** What you are asked to do **
Look below for the line that contains "What's the underlying", then quote it and all the lines after it, exactly, with the pictures left out.

Provided material start

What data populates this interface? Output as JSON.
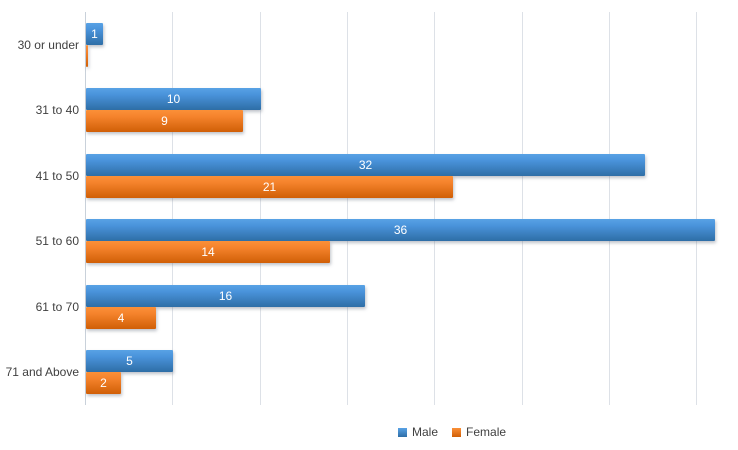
{
  "chart_data": {
    "type": "bar",
    "orientation": "horizontal",
    "title": "",
    "xlabel": "",
    "ylabel": "",
    "categories": [
      "30 or under",
      "31 to 40",
      "41 to 50",
      "51 to 60",
      "61 to 70",
      "71 and Above"
    ],
    "series": [
      {
        "name": "Male",
        "color": "#4a90d8",
        "gradient_top": "#58a2e5",
        "gradient_bottom": "#2e6ea6",
        "values": [
          1,
          10,
          32,
          36,
          16,
          5
        ]
      },
      {
        "name": "Female",
        "color": "#ed7d31",
        "gradient_top": "#fb9038",
        "gradient_bottom": "#d05f06",
        "values": [
          0,
          9,
          21,
          14,
          4,
          2
        ]
      }
    ],
    "value_axis": {
      "min": 0,
      "max": 37.4,
      "gridline_interval": 5,
      "gridlines_at": [
        0,
        5,
        10,
        15,
        20,
        25,
        30,
        35
      ],
      "tick_labels_visible": false
    },
    "data_labels": {
      "visible": true,
      "color": "#ffffff",
      "hide_zero": true
    },
    "legend": {
      "position": "bottom",
      "entries": [
        "Male",
        "Female"
      ]
    },
    "grid_on": true,
    "background_color": "#ffffff",
    "gridline_color": "#dde1e7",
    "axis_line_color": "#c9d1da",
    "category_label_color": "#404040"
  }
}
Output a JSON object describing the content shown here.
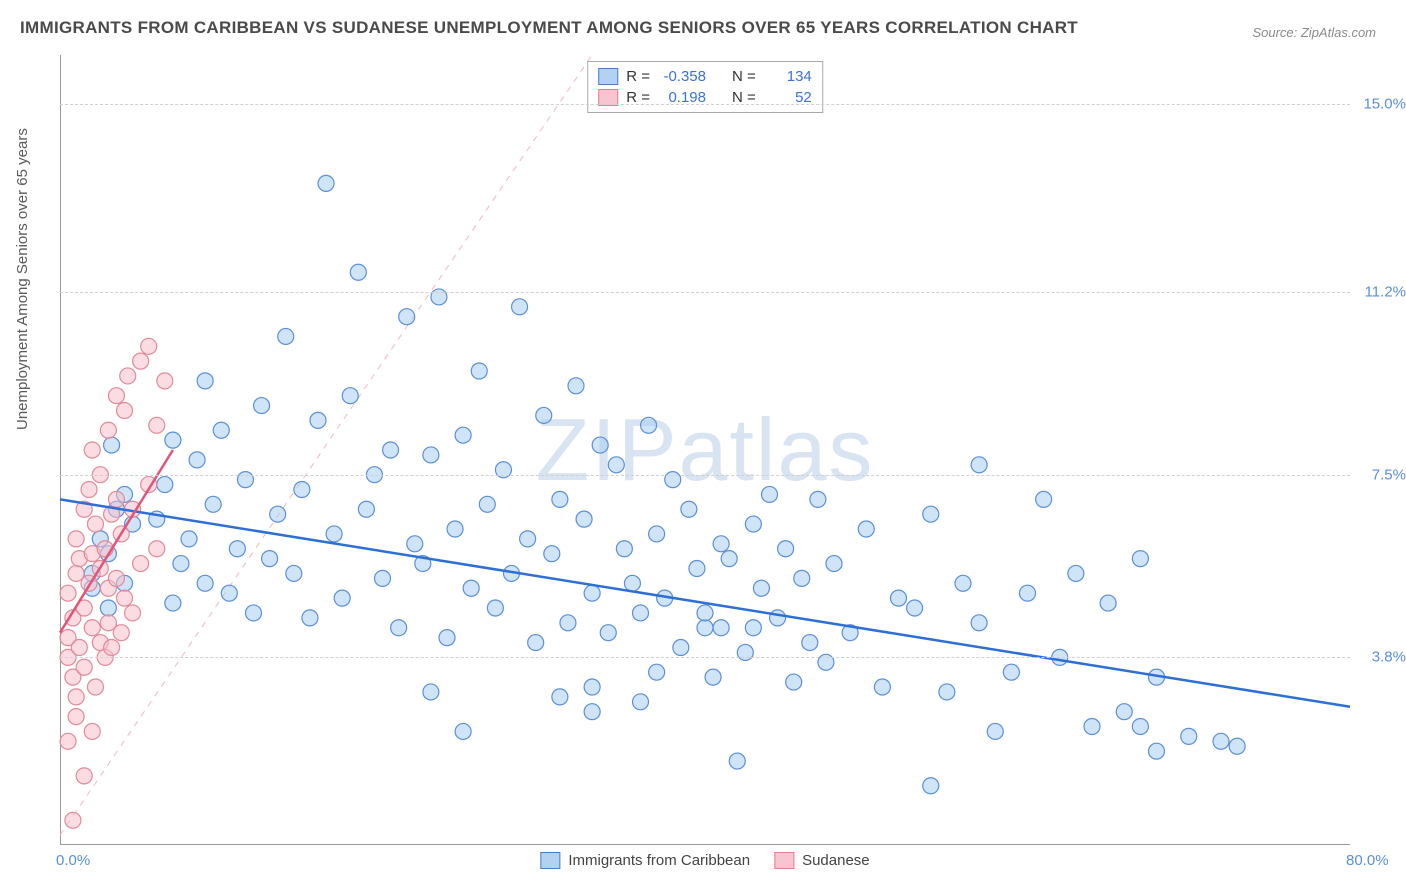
{
  "title": "IMMIGRANTS FROM CARIBBEAN VS SUDANESE UNEMPLOYMENT AMONG SENIORS OVER 65 YEARS CORRELATION CHART",
  "source": "Source: ZipAtlas.com",
  "y_axis_label": "Unemployment Among Seniors over 65 years",
  "watermark": "ZIPatlas",
  "chart": {
    "type": "scatter",
    "background_color": "#ffffff",
    "grid_color": "#d0d0d0",
    "xlim": [
      0,
      80
    ],
    "ylim": [
      0,
      16
    ],
    "x_ticks": [
      {
        "v": 0,
        "label": "0.0%"
      },
      {
        "v": 80,
        "label": "80.0%"
      }
    ],
    "y_ticks": [
      {
        "v": 3.8,
        "label": "3.8%"
      },
      {
        "v": 7.5,
        "label": "7.5%"
      },
      {
        "v": 11.2,
        "label": "11.2%"
      },
      {
        "v": 15,
        "label": "15.0%"
      }
    ],
    "marker_radius": 8,
    "marker_opacity": 0.55,
    "series": [
      {
        "name": "Immigrants from Caribbean",
        "fill_color": "#a9cdf0",
        "stroke_color": "#5b8fd9",
        "trend": {
          "x1": 0,
          "y1": 7.0,
          "x2": 80,
          "y2": 2.8,
          "color": "#2e6fd6",
          "width": 2.5,
          "dash": "none"
        },
        "guide": {
          "x1": 0,
          "y1": 0.2,
          "x2": 33,
          "y2": 16,
          "color": "#f1b8c2",
          "width": 1,
          "dash": "6,6"
        },
        "points": [
          [
            2,
            5.2
          ],
          [
            2,
            5.5
          ],
          [
            2.5,
            6.2
          ],
          [
            3,
            4.8
          ],
          [
            3,
            5.9
          ],
          [
            3.2,
            8.1
          ],
          [
            3.5,
            6.8
          ],
          [
            4,
            7.1
          ],
          [
            4,
            5.3
          ],
          [
            4.5,
            6.5
          ],
          [
            9,
            9.4
          ],
          [
            6,
            6.6
          ],
          [
            6.5,
            7.3
          ],
          [
            7,
            8.2
          ],
          [
            7,
            4.9
          ],
          [
            7.5,
            5.7
          ],
          [
            8,
            6.2
          ],
          [
            8.5,
            7.8
          ],
          [
            9,
            5.3
          ],
          [
            9.5,
            6.9
          ],
          [
            10,
            8.4
          ],
          [
            10.5,
            5.1
          ],
          [
            11,
            6.0
          ],
          [
            11.5,
            7.4
          ],
          [
            12,
            4.7
          ],
          [
            12.5,
            8.9
          ],
          [
            13,
            5.8
          ],
          [
            13.5,
            6.7
          ],
          [
            14,
            10.3
          ],
          [
            14.5,
            5.5
          ],
          [
            15,
            7.2
          ],
          [
            15.5,
            4.6
          ],
          [
            16,
            8.6
          ],
          [
            16.5,
            13.4
          ],
          [
            17,
            6.3
          ],
          [
            17.5,
            5.0
          ],
          [
            18,
            9.1
          ],
          [
            18.5,
            11.6
          ],
          [
            19,
            6.8
          ],
          [
            19.5,
            7.5
          ],
          [
            20,
            5.4
          ],
          [
            20.5,
            8.0
          ],
          [
            21,
            4.4
          ],
          [
            21.5,
            10.7
          ],
          [
            22,
            6.1
          ],
          [
            22.5,
            5.7
          ],
          [
            23,
            7.9
          ],
          [
            23.5,
            11.1
          ],
          [
            24,
            4.2
          ],
          [
            24.5,
            6.4
          ],
          [
            25,
            8.3
          ],
          [
            25.5,
            5.2
          ],
          [
            26,
            9.6
          ],
          [
            26.5,
            6.9
          ],
          [
            27,
            4.8
          ],
          [
            27.5,
            7.6
          ],
          [
            28,
            5.5
          ],
          [
            28.5,
            10.9
          ],
          [
            29,
            6.2
          ],
          [
            29.5,
            4.1
          ],
          [
            30,
            8.7
          ],
          [
            30.5,
            5.9
          ],
          [
            31,
            7.0
          ],
          [
            31.5,
            4.5
          ],
          [
            32,
            9.3
          ],
          [
            32.5,
            6.6
          ],
          [
            33,
            5.1
          ],
          [
            33.5,
            8.1
          ],
          [
            34,
            4.3
          ],
          [
            34.5,
            7.7
          ],
          [
            35,
            6.0
          ],
          [
            35.5,
            5.3
          ],
          [
            36,
            4.7
          ],
          [
            36.5,
            8.5
          ],
          [
            37,
            6.3
          ],
          [
            37.5,
            5.0
          ],
          [
            38,
            7.4
          ],
          [
            38.5,
            4.0
          ],
          [
            39,
            6.8
          ],
          [
            39.5,
            5.6
          ],
          [
            40,
            4.4
          ],
          [
            40.5,
            3.4
          ],
          [
            41,
            6.1
          ],
          [
            41.5,
            5.8
          ],
          [
            42,
            1.7
          ],
          [
            42.5,
            3.9
          ],
          [
            43,
            6.5
          ],
          [
            43.5,
            5.2
          ],
          [
            44,
            7.1
          ],
          [
            44.5,
            4.6
          ],
          [
            45,
            6.0
          ],
          [
            45.5,
            3.3
          ],
          [
            46,
            5.4
          ],
          [
            46.5,
            4.1
          ],
          [
            47,
            7.0
          ],
          [
            47.5,
            3.7
          ],
          [
            48,
            5.7
          ],
          [
            49,
            4.3
          ],
          [
            50,
            6.4
          ],
          [
            51,
            3.2
          ],
          [
            52,
            5.0
          ],
          [
            53,
            4.8
          ],
          [
            54,
            6.7
          ],
          [
            54,
            1.2
          ],
          [
            55,
            3.1
          ],
          [
            56,
            5.3
          ],
          [
            57,
            4.5
          ],
          [
            58,
            2.3
          ],
          [
            57,
            7.7
          ],
          [
            59,
            3.5
          ],
          [
            60,
            5.1
          ],
          [
            61,
            7.0
          ],
          [
            62,
            3.8
          ],
          [
            63,
            5.5
          ],
          [
            64,
            2.4
          ],
          [
            65,
            4.9
          ],
          [
            66,
            2.7
          ],
          [
            67,
            5.8
          ],
          [
            67,
            2.4
          ],
          [
            68,
            3.4
          ],
          [
            68,
            1.9
          ],
          [
            70,
            2.2
          ],
          [
            72,
            2.1
          ],
          [
            73,
            2.0
          ],
          [
            25,
            2.3
          ],
          [
            23,
            3.1
          ],
          [
            31,
            3.0
          ],
          [
            33,
            3.2
          ],
          [
            37,
            3.5
          ],
          [
            41,
            4.4
          ],
          [
            43,
            4.4
          ],
          [
            40,
            4.7
          ],
          [
            36,
            2.9
          ],
          [
            33,
            2.7
          ]
        ]
      },
      {
        "name": "Sudanese",
        "fill_color": "#f5c0cb",
        "stroke_color": "#e28a9a",
        "trend": {
          "x1": 0,
          "y1": 4.3,
          "x2": 7,
          "y2": 8.0,
          "color": "#e25578",
          "width": 2.5,
          "dash": "none"
        },
        "points": [
          [
            0.5,
            3.8
          ],
          [
            0.5,
            4.2
          ],
          [
            0.5,
            5.1
          ],
          [
            0.8,
            3.4
          ],
          [
            0.8,
            4.6
          ],
          [
            1,
            5.5
          ],
          [
            1,
            6.2
          ],
          [
            1,
            3.0
          ],
          [
            1.2,
            4.0
          ],
          [
            1.2,
            5.8
          ],
          [
            1.5,
            6.8
          ],
          [
            1.5,
            3.6
          ],
          [
            1.5,
            4.8
          ],
          [
            1.8,
            5.3
          ],
          [
            1.8,
            7.2
          ],
          [
            2,
            4.4
          ],
          [
            2,
            5.9
          ],
          [
            2,
            8.0
          ],
          [
            2.2,
            3.2
          ],
          [
            2.2,
            6.5
          ],
          [
            2.5,
            4.1
          ],
          [
            2.5,
            5.6
          ],
          [
            2.5,
            7.5
          ],
          [
            2.8,
            3.8
          ],
          [
            2.8,
            6.0
          ],
          [
            3,
            4.5
          ],
          [
            3,
            8.4
          ],
          [
            3,
            5.2
          ],
          [
            3.2,
            6.7
          ],
          [
            3.2,
            4.0
          ],
          [
            3.5,
            9.1
          ],
          [
            3.5,
            5.4
          ],
          [
            3.5,
            7.0
          ],
          [
            3.8,
            4.3
          ],
          [
            3.8,
            6.3
          ],
          [
            4,
            8.8
          ],
          [
            4,
            5.0
          ],
          [
            4.2,
            9.5
          ],
          [
            4.5,
            6.8
          ],
          [
            4.5,
            4.7
          ],
          [
            5,
            9.8
          ],
          [
            5,
            5.7
          ],
          [
            5.5,
            7.3
          ],
          [
            5.5,
            10.1
          ],
          [
            6,
            6.0
          ],
          [
            6,
            8.5
          ],
          [
            6.5,
            9.4
          ],
          [
            0.5,
            2.1
          ],
          [
            1,
            2.6
          ],
          [
            1.5,
            1.4
          ],
          [
            0.8,
            0.5
          ],
          [
            2,
            2.3
          ]
        ]
      }
    ]
  },
  "legend_stats": [
    {
      "swatch": "blue",
      "r_label": "R =",
      "r": "-0.358",
      "n_label": "N =",
      "n": "134"
    },
    {
      "swatch": "pink",
      "r_label": "R =",
      "r": "0.198",
      "n_label": "N =",
      "n": "52"
    }
  ],
  "bottom_legend": [
    {
      "swatch": "blue",
      "label": "Immigrants from Caribbean"
    },
    {
      "swatch": "pink",
      "label": "Sudanese"
    }
  ]
}
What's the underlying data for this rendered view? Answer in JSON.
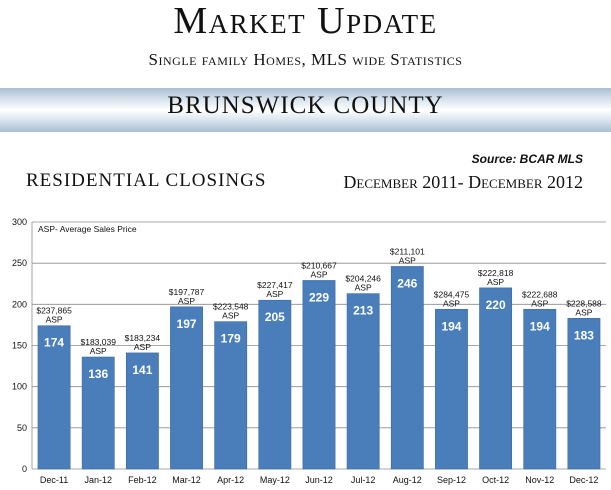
{
  "header": {
    "title": "Market Update",
    "subtitle": "Single family Homes, MLS wide Statistics",
    "county": "BRUNSWICK COUNTY"
  },
  "source": "Source: BCAR MLS",
  "section_title": "RESIDENTIAL CLOSINGS",
  "date_range": "December 2011- December 2012",
  "colors": {
    "bar": "#4a7ebb",
    "bar_edge": "#3a6aa5",
    "grid": "#8c8c8c"
  },
  "chart_data": {
    "type": "bar",
    "note": "ASP- Average Sales Price",
    "categories": [
      "Dec-11",
      "Jan-12",
      "Feb-12",
      "Mar-12",
      "Apr-12",
      "May-12",
      "Jun-12",
      "Jul-12",
      "Aug-12",
      "Sep-12",
      "Oct-12",
      "Nov-12",
      "Dec-12"
    ],
    "values": [
      174,
      136,
      141,
      197,
      179,
      205,
      229,
      213,
      246,
      194,
      220,
      194,
      183
    ],
    "asp": [
      "$237,865",
      "$183,039",
      "$183,234",
      "$197,787",
      "$223,548",
      "$227,417",
      "$210,667",
      "$204,246",
      "$211,101",
      "$284,475",
      "$222,818",
      "$222,688",
      "$228,588"
    ],
    "asp_suffix": "ASP",
    "ylim": [
      0,
      300
    ],
    "yticks": [
      "0",
      "50",
      "100",
      "150",
      "200",
      "250",
      "300"
    ],
    "grid": true
  }
}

Provided material end

** Finished answer **
What's the underlying data for this rendered view? Answer in JSON.
{
  "header": {
    "title": "Market Update",
    "subtitle": "Single family Homes, MLS wide Statistics",
    "county": "BRUNSWICK COUNTY"
  },
  "source": "Source: BCAR MLS",
  "section_title": "RESIDENTIAL CLOSINGS",
  "date_range": "December 2011- December 2012",
  "colors": {
    "bar": "#4a7ebb",
    "bar_edge": "#3a6aa5",
    "grid": "#8c8c8c"
  },
  "chart_data": {
    "type": "bar",
    "note": "ASP- Average Sales Price",
    "categories": [
      "Dec-11",
      "Jan-12",
      "Feb-12",
      "Mar-12",
      "Apr-12",
      "May-12",
      "Jun-12",
      "Jul-12",
      "Aug-12",
      "Sep-12",
      "Oct-12",
      "Nov-12",
      "Dec-12"
    ],
    "values": [
      174,
      136,
      141,
      197,
      179,
      205,
      229,
      213,
      246,
      194,
      220,
      194,
      183
    ],
    "asp": [
      "$237,865",
      "$183,039",
      "$183,234",
      "$197,787",
      "$223,548",
      "$227,417",
      "$210,667",
      "$204,246",
      "$211,101",
      "$284,475",
      "$222,818",
      "$222,688",
      "$228,588"
    ],
    "asp_suffix": "ASP",
    "ylim": [
      0,
      300
    ],
    "yticks": [
      "0",
      "50",
      "100",
      "150",
      "200",
      "250",
      "300"
    ],
    "grid": true
  }
}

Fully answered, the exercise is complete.